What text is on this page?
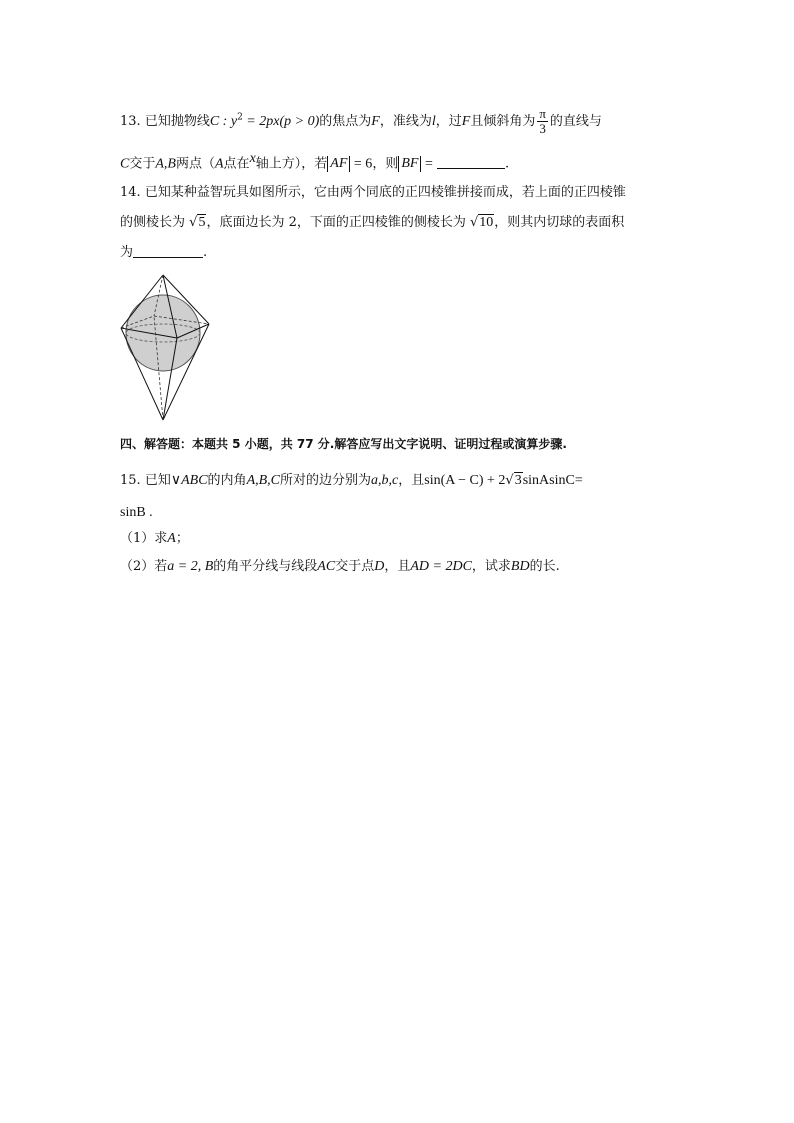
13. 已知抛物线C : $y^2 = 2px(p > 0)$的焦点为F，准线为l，过F且倾斜角为 $\frac{\pi}{3}$ 的直线与
C交于A,B两点（A点在$^x$轴上方），若 AF = 6，则 BF =	.
14. 已知某种益智玩具如图所示，它由两个同底的正四棱锥拼接而成，若上面的正四棱锥
的侧棱长为 √5，底面边长为 2，下面的正四棱锥的侧棱长为 √10，则其内切球的表面积
为	.
四、解答题：本题共 5 小题，共 77 分.解答应写出文字说明、证明过程或演算步骤.
15. 已知∨ABC的内角A,B,C所对的边分别为a,b,c，且sin(A − C) + 2√3sinAsinC=
sinB .
（1）求A；
（2）若a = 2, B的角平分线与线段AC交于点D，且AD = 2DC，试求BD的长.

********

- TASK BRIEF:
Repeat all of the data above word for word, minus the pictures.

- CORRECT RESPONSE:
What text is on this page?
13. 已知抛物线C : $y^2 = 2px(p > 0)$的焦点为F，准线为l，过F且倾斜角为 $\frac{\pi}{3}$ 的直线与
C交于A,B两点（A点在$^x$轴上方），若 AF = 6，则 BF =	.
14. 已知某种益智玩具如图所示，它由两个同底的正四棱锥拼接而成，若上面的正四棱锥
的侧棱长为 √5，底面边长为 2，下面的正四棱锥的侧棱长为 √10，则其内切球的表面积
为	.
四、解答题：本题共 5 小题，共 77 分.解答应写出文字说明、证明过程或演算步骤.
15. 已知∨ABC的内角A,B,C所对的边分别为a,b,c，且sin(A − C) + 2√3sinAsinC=
sinB .
（1）求A；
（2）若a = 2, B的角平分线与线段AC交于点D，且AD = 2DC，试求BD的长.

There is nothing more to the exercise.